Reproduce every entry in the listing without alteration.

DATA RECORDS =>
········

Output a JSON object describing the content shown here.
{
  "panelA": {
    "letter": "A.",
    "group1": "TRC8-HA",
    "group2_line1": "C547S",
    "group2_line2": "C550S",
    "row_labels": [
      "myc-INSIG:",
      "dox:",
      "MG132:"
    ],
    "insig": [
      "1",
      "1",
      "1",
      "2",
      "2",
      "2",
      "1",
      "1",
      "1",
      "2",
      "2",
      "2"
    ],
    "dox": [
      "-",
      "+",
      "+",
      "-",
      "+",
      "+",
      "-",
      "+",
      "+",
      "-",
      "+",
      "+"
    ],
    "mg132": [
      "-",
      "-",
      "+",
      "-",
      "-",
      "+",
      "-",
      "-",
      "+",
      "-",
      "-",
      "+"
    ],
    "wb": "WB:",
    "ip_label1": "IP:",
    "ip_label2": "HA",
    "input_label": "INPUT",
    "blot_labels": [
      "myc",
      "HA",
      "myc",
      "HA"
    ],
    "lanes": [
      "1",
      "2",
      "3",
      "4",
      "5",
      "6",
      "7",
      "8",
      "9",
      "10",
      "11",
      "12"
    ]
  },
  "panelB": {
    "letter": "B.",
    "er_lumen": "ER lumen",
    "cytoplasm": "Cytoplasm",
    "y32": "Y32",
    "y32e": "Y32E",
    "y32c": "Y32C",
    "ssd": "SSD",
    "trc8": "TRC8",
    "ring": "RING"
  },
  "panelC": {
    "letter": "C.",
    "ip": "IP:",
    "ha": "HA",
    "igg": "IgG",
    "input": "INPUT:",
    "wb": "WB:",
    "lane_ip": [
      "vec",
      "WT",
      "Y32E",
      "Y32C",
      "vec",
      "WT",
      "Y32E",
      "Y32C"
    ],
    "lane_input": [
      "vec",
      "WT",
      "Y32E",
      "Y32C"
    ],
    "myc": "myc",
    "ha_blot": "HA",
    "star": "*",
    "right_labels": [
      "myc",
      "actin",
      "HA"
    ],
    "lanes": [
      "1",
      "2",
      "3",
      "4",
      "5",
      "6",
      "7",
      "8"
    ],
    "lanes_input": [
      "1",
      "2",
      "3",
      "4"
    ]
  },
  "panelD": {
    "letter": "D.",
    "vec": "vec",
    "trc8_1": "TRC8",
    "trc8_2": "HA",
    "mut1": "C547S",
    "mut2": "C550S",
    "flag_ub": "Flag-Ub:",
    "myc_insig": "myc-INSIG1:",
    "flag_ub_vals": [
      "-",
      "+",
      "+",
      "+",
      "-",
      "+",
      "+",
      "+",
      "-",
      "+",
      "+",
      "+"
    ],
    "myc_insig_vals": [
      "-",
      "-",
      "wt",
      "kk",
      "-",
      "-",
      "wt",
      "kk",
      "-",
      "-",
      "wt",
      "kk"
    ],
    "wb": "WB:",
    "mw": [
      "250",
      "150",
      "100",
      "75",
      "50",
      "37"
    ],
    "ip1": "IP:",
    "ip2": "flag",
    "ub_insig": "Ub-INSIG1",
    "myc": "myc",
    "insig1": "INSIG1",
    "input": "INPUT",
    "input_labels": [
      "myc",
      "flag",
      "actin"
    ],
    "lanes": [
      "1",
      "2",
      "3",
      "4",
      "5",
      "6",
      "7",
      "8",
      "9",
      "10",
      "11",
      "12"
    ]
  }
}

········

THE SOLUTION =>
Output a JSON object describing the content shown here.
{
  "panelA": {
    "letter": "A.",
    "group1": "TRC8-HA",
    "group2_line1": "C547S",
    "group2_line2": "C550S",
    "row_labels": [
      "myc-INSIG:",
      "dox:",
      "MG132:"
    ],
    "insig": [
      "1",
      "1",
      "1",
      "2",
      "2",
      "2",
      "1",
      "1",
      "1",
      "2",
      "2",
      "2"
    ],
    "dox": [
      "-",
      "+",
      "+",
      "-",
      "+",
      "+",
      "-",
      "+",
      "+",
      "-",
      "+",
      "+"
    ],
    "mg132": [
      "-",
      "-",
      "+",
      "-",
      "-",
      "+",
      "-",
      "-",
      "+",
      "-",
      "-",
      "+"
    ],
    "wb": "WB:",
    "ip_label1": "IP:",
    "ip_label2": "HA",
    "input_label": "INPUT",
    "blot_labels": [
      "myc",
      "HA",
      "myc",
      "HA"
    ],
    "lanes": [
      "1",
      "2",
      "3",
      "4",
      "5",
      "6",
      "7",
      "8",
      "9",
      "10",
      "11",
      "12"
    ]
  },
  "panelB": {
    "letter": "B.",
    "er_lumen": "ER lumen",
    "cytoplasm": "Cytoplasm",
    "y32": "Y32",
    "y32e": "Y32E",
    "y32c": "Y32C",
    "ssd": "SSD",
    "trc8": "TRC8",
    "ring": "RING"
  },
  "panelC": {
    "letter": "C.",
    "ip": "IP:",
    "ha": "HA",
    "igg": "IgG",
    "input": "INPUT:",
    "wb": "WB:",
    "lane_ip": [
      "vec",
      "WT",
      "Y32E",
      "Y32C",
      "vec",
      "WT",
      "Y32E",
      "Y32C"
    ],
    "lane_input": [
      "vec",
      "WT",
      "Y32E",
      "Y32C"
    ],
    "myc": "myc",
    "ha_blot": "HA",
    "star": "*",
    "right_labels": [
      "myc",
      "actin",
      "HA"
    ],
    "lanes": [
      "1",
      "2",
      "3",
      "4",
      "5",
      "6",
      "7",
      "8"
    ],
    "lanes_input": [
      "1",
      "2",
      "3",
      "4"
    ]
  },
  "panelD": {
    "letter": "D.",
    "vec": "vec",
    "trc8_1": "TRC8",
    "trc8_2": "HA",
    "mut1": "C547S",
    "mut2": "C550S",
    "flag_ub": "Flag-Ub:",
    "myc_insig": "myc-INSIG1:",
    "flag_ub_vals": [
      "-",
      "+",
      "+",
      "+",
      "-",
      "+",
      "+",
      "+",
      "-",
      "+",
      "+",
      "+"
    ],
    "myc_insig_vals": [
      "-",
      "-",
      "wt",
      "kk",
      "-",
      "-",
      "wt",
      "kk",
      "-",
      "-",
      "wt",
      "kk"
    ],
    "wb": "WB:",
    "mw": [
      "250",
      "150",
      "100",
      "75",
      "50",
      "37"
    ],
    "ip1": "IP:",
    "ip2": "flag",
    "ub_insig": "Ub-INSIG1",
    "myc": "myc",
    "insig1": "INSIG1",
    "input": "INPUT",
    "input_labels": [
      "myc",
      "flag",
      "actin"
    ],
    "lanes": [
      "1",
      "2",
      "3",
      "4",
      "5",
      "6",
      "7",
      "8",
      "9",
      "10",
      "11",
      "12"
    ]
  }
}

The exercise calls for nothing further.